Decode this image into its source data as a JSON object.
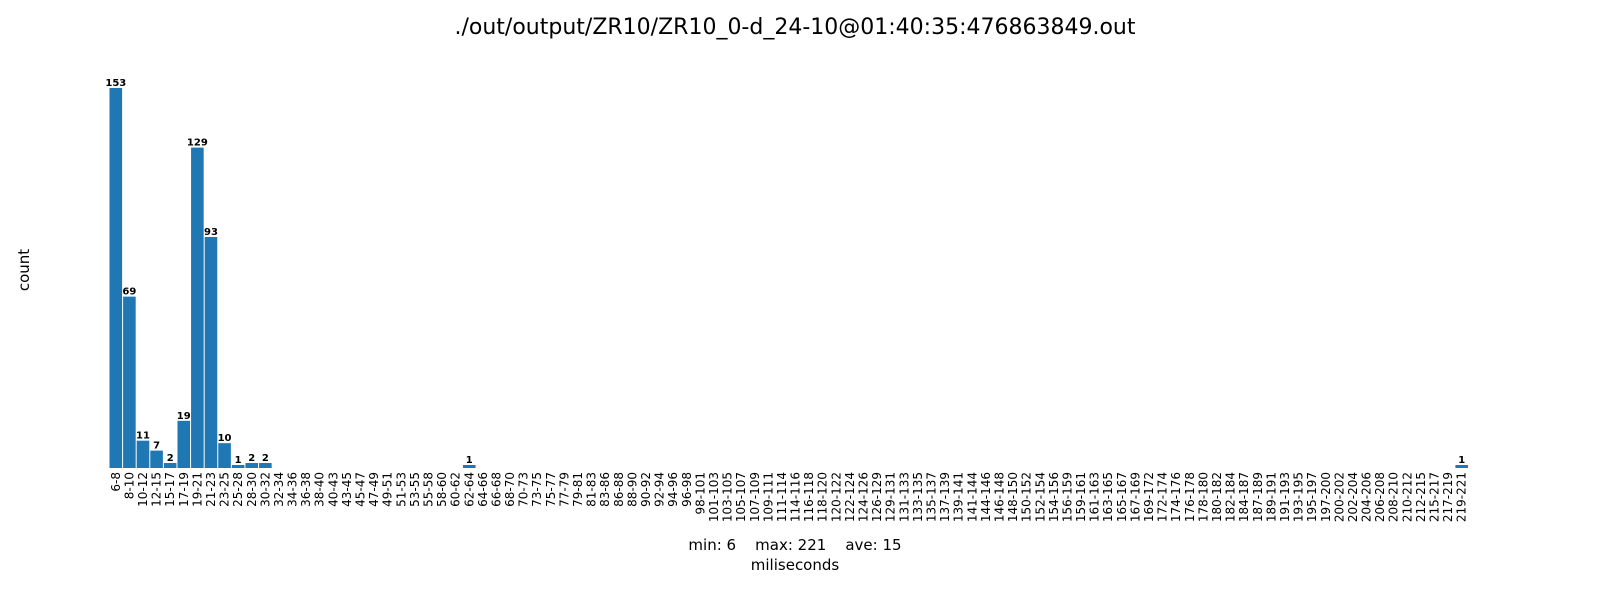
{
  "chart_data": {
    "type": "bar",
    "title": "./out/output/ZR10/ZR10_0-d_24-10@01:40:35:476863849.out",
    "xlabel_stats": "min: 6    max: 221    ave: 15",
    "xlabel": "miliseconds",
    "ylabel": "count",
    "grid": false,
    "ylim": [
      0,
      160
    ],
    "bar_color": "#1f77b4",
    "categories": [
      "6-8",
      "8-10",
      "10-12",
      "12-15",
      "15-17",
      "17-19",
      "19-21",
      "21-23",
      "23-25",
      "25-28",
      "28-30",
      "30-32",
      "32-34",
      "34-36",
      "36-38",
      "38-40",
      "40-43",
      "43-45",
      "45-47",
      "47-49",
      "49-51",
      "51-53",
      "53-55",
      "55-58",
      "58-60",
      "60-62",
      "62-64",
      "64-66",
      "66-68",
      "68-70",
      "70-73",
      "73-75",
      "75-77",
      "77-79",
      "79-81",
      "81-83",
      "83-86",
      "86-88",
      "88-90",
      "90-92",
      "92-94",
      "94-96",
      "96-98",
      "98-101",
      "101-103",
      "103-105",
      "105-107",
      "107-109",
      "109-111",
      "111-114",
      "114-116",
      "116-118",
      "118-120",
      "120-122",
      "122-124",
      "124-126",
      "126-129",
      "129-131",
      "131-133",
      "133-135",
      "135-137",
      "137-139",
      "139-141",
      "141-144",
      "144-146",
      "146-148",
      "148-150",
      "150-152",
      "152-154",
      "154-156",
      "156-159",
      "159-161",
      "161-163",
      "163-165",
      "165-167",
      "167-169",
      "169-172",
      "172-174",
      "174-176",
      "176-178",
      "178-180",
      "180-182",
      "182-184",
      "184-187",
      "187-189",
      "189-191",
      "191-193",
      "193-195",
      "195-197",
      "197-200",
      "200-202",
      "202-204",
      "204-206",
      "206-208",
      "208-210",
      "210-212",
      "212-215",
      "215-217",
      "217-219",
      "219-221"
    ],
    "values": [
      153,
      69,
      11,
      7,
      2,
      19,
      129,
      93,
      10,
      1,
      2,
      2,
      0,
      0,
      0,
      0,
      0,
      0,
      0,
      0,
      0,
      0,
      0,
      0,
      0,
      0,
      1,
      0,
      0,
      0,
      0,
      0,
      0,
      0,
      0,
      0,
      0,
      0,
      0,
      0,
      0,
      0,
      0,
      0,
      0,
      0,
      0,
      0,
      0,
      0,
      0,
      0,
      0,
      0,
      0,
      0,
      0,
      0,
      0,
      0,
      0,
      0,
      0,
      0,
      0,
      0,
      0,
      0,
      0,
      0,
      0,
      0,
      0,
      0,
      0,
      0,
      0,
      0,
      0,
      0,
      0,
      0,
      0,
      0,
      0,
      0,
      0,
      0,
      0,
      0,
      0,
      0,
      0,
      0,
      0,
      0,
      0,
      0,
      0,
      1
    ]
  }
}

::::::::

Request: Set down the material above as is, without any pictures.

Finished answer:
Decode this image into its source data as a JSON object.
{
  "chart_data": {
    "type": "bar",
    "title": "./out/output/ZR10/ZR10_0-d_24-10@01:40:35:476863849.out",
    "xlabel_stats": "min: 6    max: 221    ave: 15",
    "xlabel": "miliseconds",
    "ylabel": "count",
    "grid": false,
    "ylim": [
      0,
      160
    ],
    "bar_color": "#1f77b4",
    "categories": [
      "6-8",
      "8-10",
      "10-12",
      "12-15",
      "15-17",
      "17-19",
      "19-21",
      "21-23",
      "23-25",
      "25-28",
      "28-30",
      "30-32",
      "32-34",
      "34-36",
      "36-38",
      "38-40",
      "40-43",
      "43-45",
      "45-47",
      "47-49",
      "49-51",
      "51-53",
      "53-55",
      "55-58",
      "58-60",
      "60-62",
      "62-64",
      "64-66",
      "66-68",
      "68-70",
      "70-73",
      "73-75",
      "75-77",
      "77-79",
      "79-81",
      "81-83",
      "83-86",
      "86-88",
      "88-90",
      "90-92",
      "92-94",
      "94-96",
      "96-98",
      "98-101",
      "101-103",
      "103-105",
      "105-107",
      "107-109",
      "109-111",
      "111-114",
      "114-116",
      "116-118",
      "118-120",
      "120-122",
      "122-124",
      "124-126",
      "126-129",
      "129-131",
      "131-133",
      "133-135",
      "135-137",
      "137-139",
      "139-141",
      "141-144",
      "144-146",
      "146-148",
      "148-150",
      "150-152",
      "152-154",
      "154-156",
      "156-159",
      "159-161",
      "161-163",
      "163-165",
      "165-167",
      "167-169",
      "169-172",
      "172-174",
      "174-176",
      "176-178",
      "178-180",
      "180-182",
      "182-184",
      "184-187",
      "187-189",
      "189-191",
      "191-193",
      "193-195",
      "195-197",
      "197-200",
      "200-202",
      "202-204",
      "204-206",
      "206-208",
      "208-210",
      "210-212",
      "212-215",
      "215-217",
      "217-219",
      "219-221"
    ],
    "values": [
      153,
      69,
      11,
      7,
      2,
      19,
      129,
      93,
      10,
      1,
      2,
      2,
      0,
      0,
      0,
      0,
      0,
      0,
      0,
      0,
      0,
      0,
      0,
      0,
      0,
      0,
      1,
      0,
      0,
      0,
      0,
      0,
      0,
      0,
      0,
      0,
      0,
      0,
      0,
      0,
      0,
      0,
      0,
      0,
      0,
      0,
      0,
      0,
      0,
      0,
      0,
      0,
      0,
      0,
      0,
      0,
      0,
      0,
      0,
      0,
      0,
      0,
      0,
      0,
      0,
      0,
      0,
      0,
      0,
      0,
      0,
      0,
      0,
      0,
      0,
      0,
      0,
      0,
      0,
      0,
      0,
      0,
      0,
      0,
      0,
      0,
      0,
      0,
      0,
      0,
      0,
      0,
      0,
      0,
      0,
      0,
      0,
      0,
      0,
      1
    ]
  }
}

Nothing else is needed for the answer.